Work required
Of all the lines in the material, how many include the word "this"? Give only the number.

#### Data entries

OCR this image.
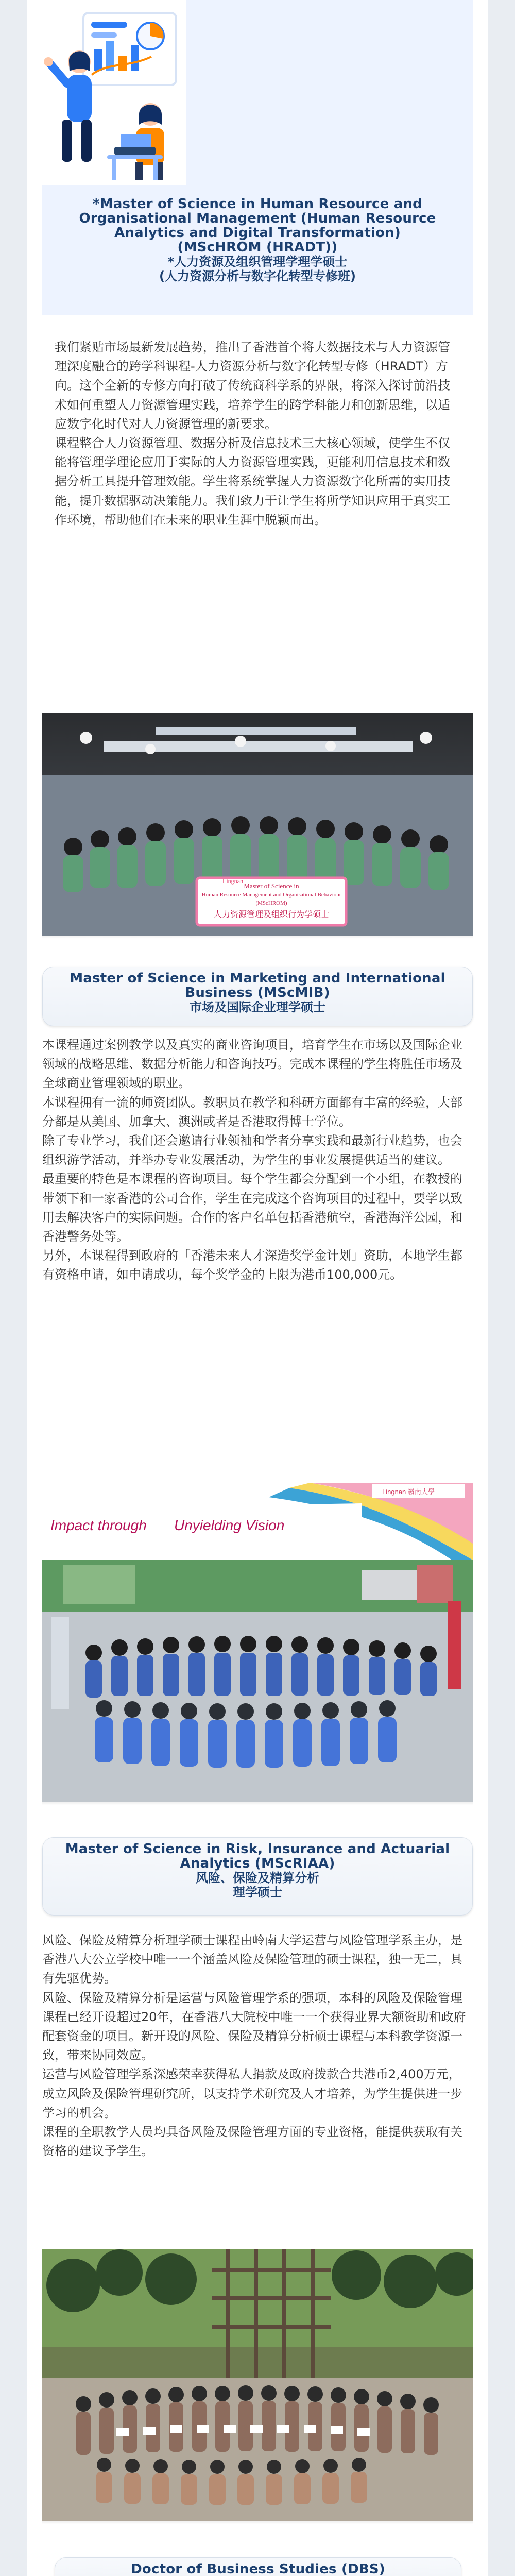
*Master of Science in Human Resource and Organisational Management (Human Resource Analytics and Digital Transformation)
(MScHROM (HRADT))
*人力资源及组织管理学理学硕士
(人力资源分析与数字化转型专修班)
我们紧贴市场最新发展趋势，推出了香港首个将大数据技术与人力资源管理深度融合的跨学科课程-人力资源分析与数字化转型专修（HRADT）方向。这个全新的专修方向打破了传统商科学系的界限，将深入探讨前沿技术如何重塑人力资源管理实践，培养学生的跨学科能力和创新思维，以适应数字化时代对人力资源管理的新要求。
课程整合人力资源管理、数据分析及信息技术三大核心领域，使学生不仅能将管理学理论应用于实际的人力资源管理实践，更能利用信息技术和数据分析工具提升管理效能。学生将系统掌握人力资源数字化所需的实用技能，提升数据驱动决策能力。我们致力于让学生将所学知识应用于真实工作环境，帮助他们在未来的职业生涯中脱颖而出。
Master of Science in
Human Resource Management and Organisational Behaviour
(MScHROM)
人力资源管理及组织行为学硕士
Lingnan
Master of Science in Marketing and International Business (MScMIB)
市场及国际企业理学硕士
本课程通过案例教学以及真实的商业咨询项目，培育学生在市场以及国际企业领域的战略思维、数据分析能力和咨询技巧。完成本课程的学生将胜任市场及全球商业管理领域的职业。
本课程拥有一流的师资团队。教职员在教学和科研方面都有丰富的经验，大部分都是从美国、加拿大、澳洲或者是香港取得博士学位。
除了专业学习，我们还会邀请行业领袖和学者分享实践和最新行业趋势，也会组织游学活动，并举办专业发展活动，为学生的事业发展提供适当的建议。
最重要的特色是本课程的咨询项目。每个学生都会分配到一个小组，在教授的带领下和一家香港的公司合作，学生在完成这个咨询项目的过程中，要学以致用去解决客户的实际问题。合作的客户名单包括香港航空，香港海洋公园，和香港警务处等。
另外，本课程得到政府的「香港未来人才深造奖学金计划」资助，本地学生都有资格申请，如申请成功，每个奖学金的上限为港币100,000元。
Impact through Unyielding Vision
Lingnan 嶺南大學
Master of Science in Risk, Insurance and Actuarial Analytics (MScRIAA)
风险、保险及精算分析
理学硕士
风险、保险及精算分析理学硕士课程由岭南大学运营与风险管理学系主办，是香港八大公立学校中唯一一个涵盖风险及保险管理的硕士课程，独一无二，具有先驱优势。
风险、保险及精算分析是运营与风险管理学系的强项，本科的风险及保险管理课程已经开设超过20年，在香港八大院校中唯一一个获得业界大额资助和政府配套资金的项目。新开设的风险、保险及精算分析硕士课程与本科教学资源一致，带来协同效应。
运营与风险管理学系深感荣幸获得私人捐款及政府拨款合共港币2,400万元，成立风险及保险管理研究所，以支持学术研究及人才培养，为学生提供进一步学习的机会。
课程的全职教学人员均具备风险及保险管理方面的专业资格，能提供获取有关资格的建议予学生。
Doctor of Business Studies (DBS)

########
#### Data entries

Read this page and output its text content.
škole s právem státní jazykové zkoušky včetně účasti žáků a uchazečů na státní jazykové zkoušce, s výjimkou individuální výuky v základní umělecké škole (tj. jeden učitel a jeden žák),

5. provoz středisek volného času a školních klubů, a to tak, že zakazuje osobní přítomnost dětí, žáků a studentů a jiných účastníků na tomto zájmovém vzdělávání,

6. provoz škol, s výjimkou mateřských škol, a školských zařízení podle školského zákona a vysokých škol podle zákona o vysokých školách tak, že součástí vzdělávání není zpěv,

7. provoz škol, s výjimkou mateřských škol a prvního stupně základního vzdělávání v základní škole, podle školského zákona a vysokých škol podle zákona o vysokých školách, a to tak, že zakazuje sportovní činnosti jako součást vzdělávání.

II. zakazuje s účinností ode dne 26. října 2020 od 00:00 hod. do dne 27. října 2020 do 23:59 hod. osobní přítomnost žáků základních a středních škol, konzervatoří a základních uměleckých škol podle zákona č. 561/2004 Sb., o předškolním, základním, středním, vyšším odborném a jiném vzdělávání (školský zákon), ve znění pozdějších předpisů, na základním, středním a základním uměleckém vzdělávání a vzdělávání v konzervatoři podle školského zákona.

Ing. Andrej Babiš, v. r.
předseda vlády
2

########
#### Data entries

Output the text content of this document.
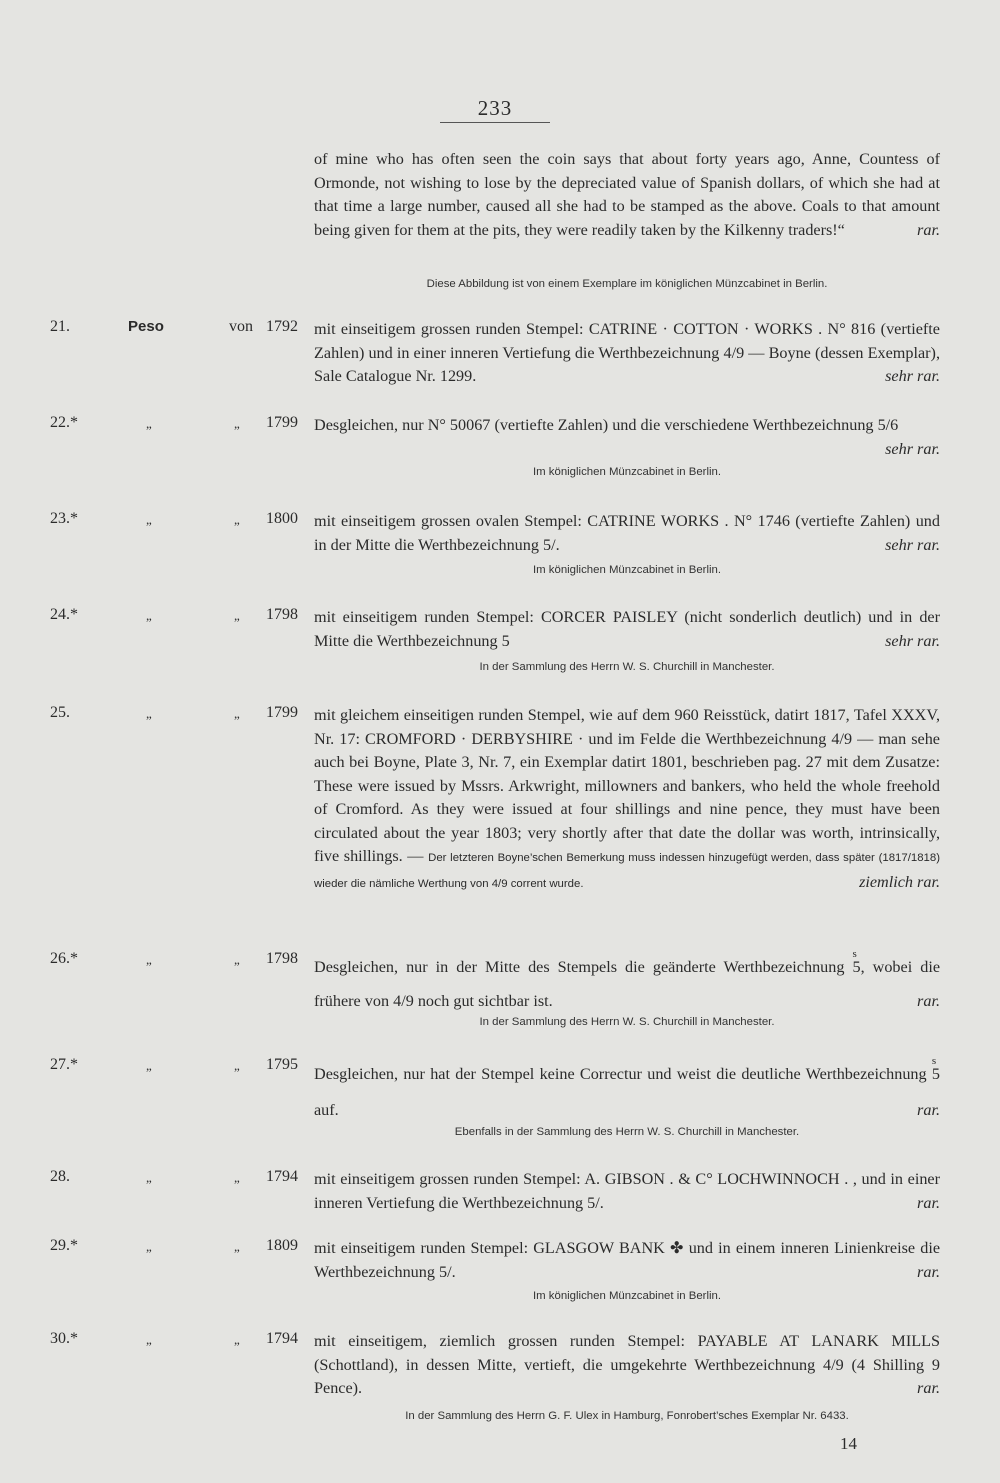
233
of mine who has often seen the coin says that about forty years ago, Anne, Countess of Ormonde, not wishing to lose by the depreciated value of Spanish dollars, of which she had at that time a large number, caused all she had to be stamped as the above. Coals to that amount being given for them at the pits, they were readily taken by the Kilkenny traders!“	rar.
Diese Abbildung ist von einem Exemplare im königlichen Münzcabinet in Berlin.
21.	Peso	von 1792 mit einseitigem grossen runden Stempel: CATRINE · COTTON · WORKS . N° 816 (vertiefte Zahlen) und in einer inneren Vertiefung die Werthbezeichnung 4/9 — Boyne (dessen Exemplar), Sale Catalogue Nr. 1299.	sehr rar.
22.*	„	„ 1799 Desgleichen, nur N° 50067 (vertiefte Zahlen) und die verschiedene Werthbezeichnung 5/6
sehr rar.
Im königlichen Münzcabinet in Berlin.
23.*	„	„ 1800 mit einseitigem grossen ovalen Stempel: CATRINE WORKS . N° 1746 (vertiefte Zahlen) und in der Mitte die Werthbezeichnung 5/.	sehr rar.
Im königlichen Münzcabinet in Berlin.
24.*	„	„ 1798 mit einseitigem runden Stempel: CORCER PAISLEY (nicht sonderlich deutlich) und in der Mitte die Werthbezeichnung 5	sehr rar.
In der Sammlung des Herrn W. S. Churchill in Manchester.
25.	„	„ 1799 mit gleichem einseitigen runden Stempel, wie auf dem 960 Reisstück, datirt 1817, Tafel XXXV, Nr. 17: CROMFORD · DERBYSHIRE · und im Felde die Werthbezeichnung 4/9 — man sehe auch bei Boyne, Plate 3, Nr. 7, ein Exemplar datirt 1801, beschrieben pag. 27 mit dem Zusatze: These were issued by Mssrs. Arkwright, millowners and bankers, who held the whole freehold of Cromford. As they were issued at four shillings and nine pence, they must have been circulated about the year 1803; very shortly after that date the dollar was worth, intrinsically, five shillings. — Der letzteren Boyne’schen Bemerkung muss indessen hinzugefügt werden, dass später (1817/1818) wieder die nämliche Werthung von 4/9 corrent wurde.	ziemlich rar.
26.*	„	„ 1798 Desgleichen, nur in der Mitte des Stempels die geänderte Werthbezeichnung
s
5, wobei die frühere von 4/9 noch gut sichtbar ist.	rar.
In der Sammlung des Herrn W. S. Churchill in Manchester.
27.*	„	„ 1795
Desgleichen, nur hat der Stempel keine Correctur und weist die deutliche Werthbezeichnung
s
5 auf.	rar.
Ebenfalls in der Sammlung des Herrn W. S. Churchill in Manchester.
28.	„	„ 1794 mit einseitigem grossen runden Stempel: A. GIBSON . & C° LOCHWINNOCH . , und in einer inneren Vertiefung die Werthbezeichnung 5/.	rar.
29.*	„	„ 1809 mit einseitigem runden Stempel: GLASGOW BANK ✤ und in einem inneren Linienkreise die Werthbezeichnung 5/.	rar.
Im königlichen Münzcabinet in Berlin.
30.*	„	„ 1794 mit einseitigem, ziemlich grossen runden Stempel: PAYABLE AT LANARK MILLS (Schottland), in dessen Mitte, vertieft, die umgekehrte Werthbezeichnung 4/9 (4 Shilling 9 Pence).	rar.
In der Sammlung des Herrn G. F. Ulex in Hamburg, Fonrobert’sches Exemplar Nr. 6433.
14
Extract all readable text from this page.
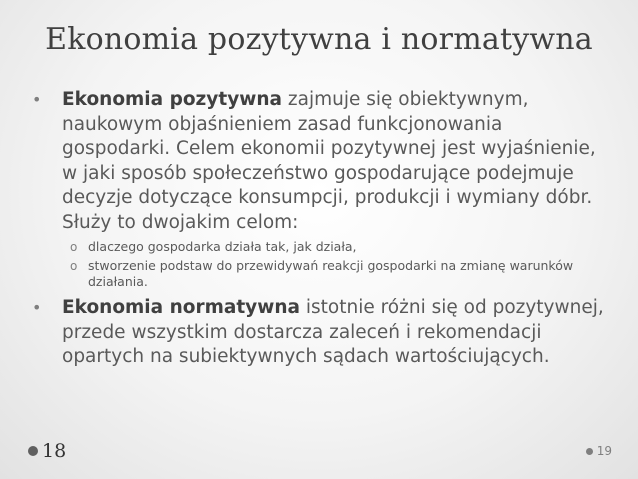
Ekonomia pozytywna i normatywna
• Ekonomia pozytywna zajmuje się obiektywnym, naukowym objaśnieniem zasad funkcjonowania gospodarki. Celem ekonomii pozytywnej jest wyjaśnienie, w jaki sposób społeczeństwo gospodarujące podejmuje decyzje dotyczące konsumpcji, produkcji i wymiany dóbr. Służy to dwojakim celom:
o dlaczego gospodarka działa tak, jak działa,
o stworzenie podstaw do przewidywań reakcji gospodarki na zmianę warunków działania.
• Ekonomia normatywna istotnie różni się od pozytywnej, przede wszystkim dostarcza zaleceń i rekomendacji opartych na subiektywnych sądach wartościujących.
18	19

########

Task answer
4